Исследования и работа над текстом книги отчасти проводились на гранты и стипендии. Я благодарен Институту гуманитарных исследований (Institute for Humane Studies), и в частности Уолтеру Грайндеру, Леонарду Лиджио, Джону Бланделлу и Кристине Бланделл, за оказывавшееся мне многолетнее содействие. Центр социальной философии и политики при Университете Боулинг-Грин щедро оплатил мою работу в его стенах в 1991 г., за что я особенно благодарен Джеффу Полу, Эллен Пол и Фреду Миллеру. Такую же щедрость проявил в 1995 г. фонд «Либерти», и за организацию моего визита я в первую очередь благодарен Эмилио Пачеко и Чарльзу Кингу. Кроме того, хотелось бы выразить признательность за щедрую поддержку со стороны фонда Эрхарта. Последние этапы работы над книгой проходили в рамках Программы социальной и политической теории в Исследовательской школе общественных наук при Австралийском национальном университете. Я особенно благодарен Джеффри Бреннану, Бобу Гудину и Филипу Петтиту, обеспечившим мне такую возможность. Наконец, мне повезло работать в сотрудничестве с Центром независимых исследований в Сиднее, и я с благодарностью выражаю признательность за его поддержку, а также за дружеское отношение со стороны Грега и Дженни Линдси.

ИСХОДНЫЙ МАТЕРИАЛ:
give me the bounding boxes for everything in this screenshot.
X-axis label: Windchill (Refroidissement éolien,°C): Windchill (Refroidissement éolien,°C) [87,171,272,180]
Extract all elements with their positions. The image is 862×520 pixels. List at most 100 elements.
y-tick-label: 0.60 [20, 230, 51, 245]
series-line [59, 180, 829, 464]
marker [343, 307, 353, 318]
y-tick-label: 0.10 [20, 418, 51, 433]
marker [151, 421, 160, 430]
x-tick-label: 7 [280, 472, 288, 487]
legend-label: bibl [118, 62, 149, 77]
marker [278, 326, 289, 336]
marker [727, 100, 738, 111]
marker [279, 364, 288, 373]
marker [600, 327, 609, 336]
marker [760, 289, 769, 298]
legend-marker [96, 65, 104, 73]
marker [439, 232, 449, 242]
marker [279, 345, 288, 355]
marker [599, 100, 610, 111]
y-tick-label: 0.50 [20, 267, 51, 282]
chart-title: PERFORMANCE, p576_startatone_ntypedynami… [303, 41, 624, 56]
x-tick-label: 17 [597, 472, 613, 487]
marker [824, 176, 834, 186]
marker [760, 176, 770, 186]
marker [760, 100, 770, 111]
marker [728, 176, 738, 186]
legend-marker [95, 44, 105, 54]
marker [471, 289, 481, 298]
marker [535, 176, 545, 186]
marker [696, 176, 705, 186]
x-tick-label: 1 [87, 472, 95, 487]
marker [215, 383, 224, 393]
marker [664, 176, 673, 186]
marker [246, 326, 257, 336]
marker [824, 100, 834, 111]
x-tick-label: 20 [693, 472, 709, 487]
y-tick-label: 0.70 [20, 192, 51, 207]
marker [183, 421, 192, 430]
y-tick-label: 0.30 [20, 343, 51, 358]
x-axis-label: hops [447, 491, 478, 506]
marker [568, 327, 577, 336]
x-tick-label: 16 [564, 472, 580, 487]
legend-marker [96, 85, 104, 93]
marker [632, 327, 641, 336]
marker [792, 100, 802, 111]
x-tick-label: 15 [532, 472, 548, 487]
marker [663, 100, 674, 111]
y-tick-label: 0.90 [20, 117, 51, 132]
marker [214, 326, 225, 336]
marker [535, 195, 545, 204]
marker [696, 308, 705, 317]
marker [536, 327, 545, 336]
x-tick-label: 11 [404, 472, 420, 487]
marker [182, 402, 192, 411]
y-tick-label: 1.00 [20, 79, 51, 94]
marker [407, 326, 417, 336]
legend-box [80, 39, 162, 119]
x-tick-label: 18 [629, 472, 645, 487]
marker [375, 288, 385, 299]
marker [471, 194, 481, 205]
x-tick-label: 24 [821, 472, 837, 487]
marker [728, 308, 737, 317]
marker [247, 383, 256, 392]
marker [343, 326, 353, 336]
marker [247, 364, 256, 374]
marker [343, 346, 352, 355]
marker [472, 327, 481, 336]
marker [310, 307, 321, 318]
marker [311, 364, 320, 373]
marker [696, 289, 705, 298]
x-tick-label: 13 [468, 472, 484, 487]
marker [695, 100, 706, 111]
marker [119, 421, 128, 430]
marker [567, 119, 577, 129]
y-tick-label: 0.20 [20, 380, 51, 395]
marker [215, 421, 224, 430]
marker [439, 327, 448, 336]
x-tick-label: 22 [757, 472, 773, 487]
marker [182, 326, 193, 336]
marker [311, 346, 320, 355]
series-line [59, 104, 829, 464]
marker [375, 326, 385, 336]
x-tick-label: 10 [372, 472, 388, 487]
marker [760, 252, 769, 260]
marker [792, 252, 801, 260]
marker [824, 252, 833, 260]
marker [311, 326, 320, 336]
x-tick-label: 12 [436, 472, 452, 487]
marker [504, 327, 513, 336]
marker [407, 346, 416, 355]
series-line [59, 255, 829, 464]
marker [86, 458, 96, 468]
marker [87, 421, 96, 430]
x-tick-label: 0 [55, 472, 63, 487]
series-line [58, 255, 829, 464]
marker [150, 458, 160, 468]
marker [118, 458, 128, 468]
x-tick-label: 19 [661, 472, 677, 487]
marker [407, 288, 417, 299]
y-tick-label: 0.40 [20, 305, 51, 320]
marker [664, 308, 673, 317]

ЗАДАНИЯ:
• 1. В каком году фонд «Либерти», по тексту с благодарностями, проявил щедрость к автору?
• 2. Продолжите текст с благодарностями, начиная сразу после его последнего предложения.

РЕЗУЛЬТАТЫ ЗАДАНИЙ:
• 1. В 1995 году.

• 2.
Хочу поблагодарить моего уважаемого редактора Доминику Байатту за терпение, содействие и чашку кофе.
Наконец, хотелось бы выразить признательность тем людям, которые почти никак не связаны с этой книгой, зато сыграли огромную роль в моей жизни. Во-первых, хочу поблагодарить доктора Као Лин Лина, вернувшего мне здоровье. Во-вторых, благодарю Изабель Пачеко за многолетнюю дружбу и гостеприимство и за то, что ее усилиями я чувствовал себя как дома вдали от дома. Наконец, хотелось бы поблагодарить мою жену Дебби и детей – Натана, Сэма и Сару – не только за то, что заставляли меня забыть об исследованиях, но и за любовь и дружеское общение.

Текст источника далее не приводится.